Find "Read out every word on this page." in the material, then return exactly the line containing it and all lines after it to the end, leaving out pictures.

** START Provided records **

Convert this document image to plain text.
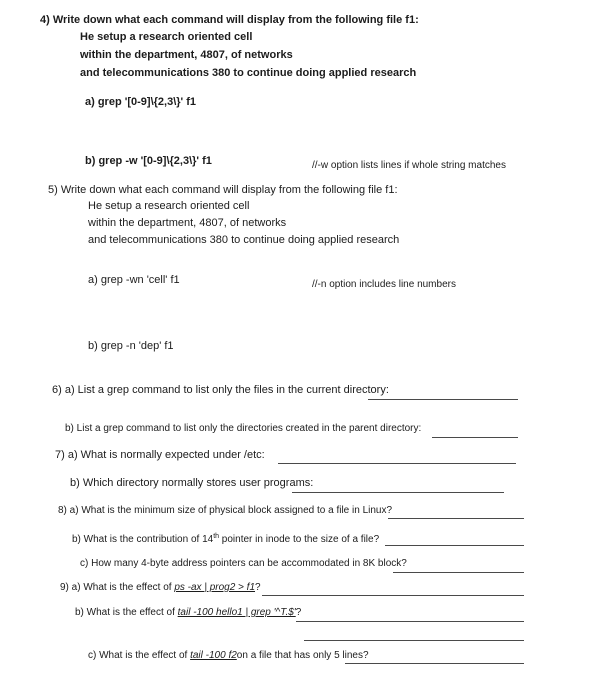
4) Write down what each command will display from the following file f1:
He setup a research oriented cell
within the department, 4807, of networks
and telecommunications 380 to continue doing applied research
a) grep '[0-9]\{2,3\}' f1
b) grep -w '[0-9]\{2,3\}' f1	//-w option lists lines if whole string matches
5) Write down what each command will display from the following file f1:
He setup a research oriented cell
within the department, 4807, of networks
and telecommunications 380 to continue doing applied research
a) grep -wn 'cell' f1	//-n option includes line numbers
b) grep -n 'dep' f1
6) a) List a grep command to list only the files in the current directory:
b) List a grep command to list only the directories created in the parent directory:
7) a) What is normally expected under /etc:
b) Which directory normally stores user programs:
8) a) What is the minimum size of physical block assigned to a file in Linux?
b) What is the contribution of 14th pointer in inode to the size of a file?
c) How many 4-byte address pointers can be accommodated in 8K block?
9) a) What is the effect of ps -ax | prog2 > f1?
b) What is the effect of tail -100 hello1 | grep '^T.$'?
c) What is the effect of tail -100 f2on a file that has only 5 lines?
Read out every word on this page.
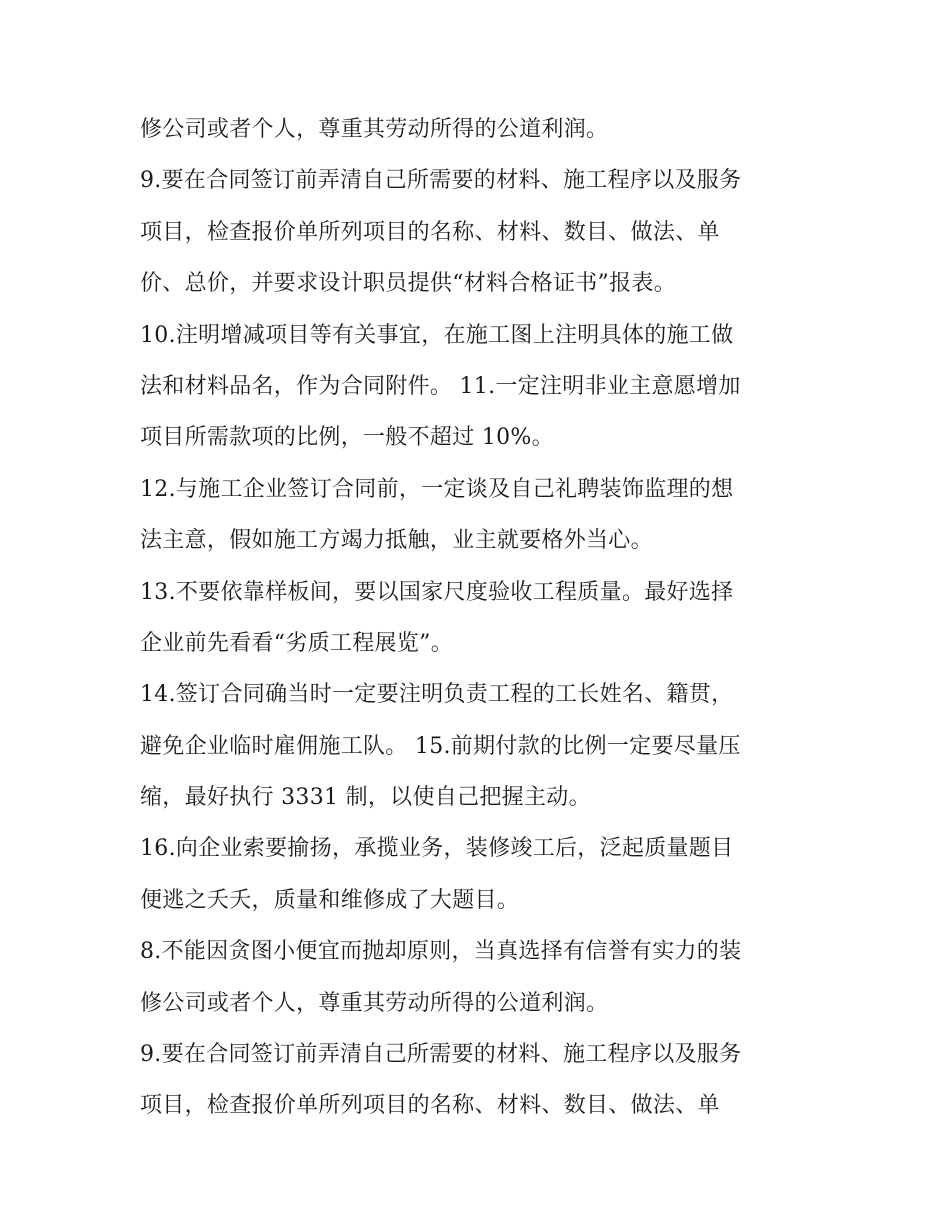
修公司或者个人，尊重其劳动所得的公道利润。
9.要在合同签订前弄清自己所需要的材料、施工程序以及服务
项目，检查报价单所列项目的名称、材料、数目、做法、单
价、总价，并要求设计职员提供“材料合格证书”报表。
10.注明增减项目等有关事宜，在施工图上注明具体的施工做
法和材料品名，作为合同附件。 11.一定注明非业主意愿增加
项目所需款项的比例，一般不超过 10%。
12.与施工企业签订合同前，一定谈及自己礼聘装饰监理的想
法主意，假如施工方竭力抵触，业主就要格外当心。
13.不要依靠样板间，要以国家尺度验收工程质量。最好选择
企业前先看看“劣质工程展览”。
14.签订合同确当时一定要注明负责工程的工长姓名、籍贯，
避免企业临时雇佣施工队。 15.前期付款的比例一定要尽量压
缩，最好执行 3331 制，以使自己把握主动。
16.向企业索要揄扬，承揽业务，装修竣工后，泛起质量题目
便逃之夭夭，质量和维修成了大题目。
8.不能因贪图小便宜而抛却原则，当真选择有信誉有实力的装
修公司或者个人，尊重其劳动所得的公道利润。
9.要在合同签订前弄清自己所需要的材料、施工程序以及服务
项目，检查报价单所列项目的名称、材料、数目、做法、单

** END Provided records **

● **Written solution**:
Read out every word on this page.
修公司或者个人，尊重其劳动所得的公道利润。
9.要在合同签订前弄清自己所需要的材料、施工程序以及服务
项目，检查报价单所列项目的名称、材料、数目、做法、单
价、总价，并要求设计职员提供“材料合格证书”报表。
10.注明增减项目等有关事宜，在施工图上注明具体的施工做
法和材料品名，作为合同附件。 11.一定注明非业主意愿增加
项目所需款项的比例，一般不超过 10%。
12.与施工企业签订合同前，一定谈及自己礼聘装饰监理的想
法主意，假如施工方竭力抵触，业主就要格外当心。
13.不要依靠样板间，要以国家尺度验收工程质量。最好选择
企业前先看看“劣质工程展览”。
14.签订合同确当时一定要注明负责工程的工长姓名、籍贯，
避免企业临时雇佣施工队。 15.前期付款的比例一定要尽量压
缩，最好执行 3331 制，以使自己把握主动。
16.向企业索要揄扬，承揽业务，装修竣工后，泛起质量题目
便逃之夭夭，质量和维修成了大题目。
8.不能因贪图小便宜而抛却原则，当真选择有信誉有实力的装
修公司或者个人，尊重其劳动所得的公道利润。
9.要在合同签订前弄清自己所需要的材料、施工程序以及服务
项目，检查报价单所列项目的名称、材料、数目、做法、单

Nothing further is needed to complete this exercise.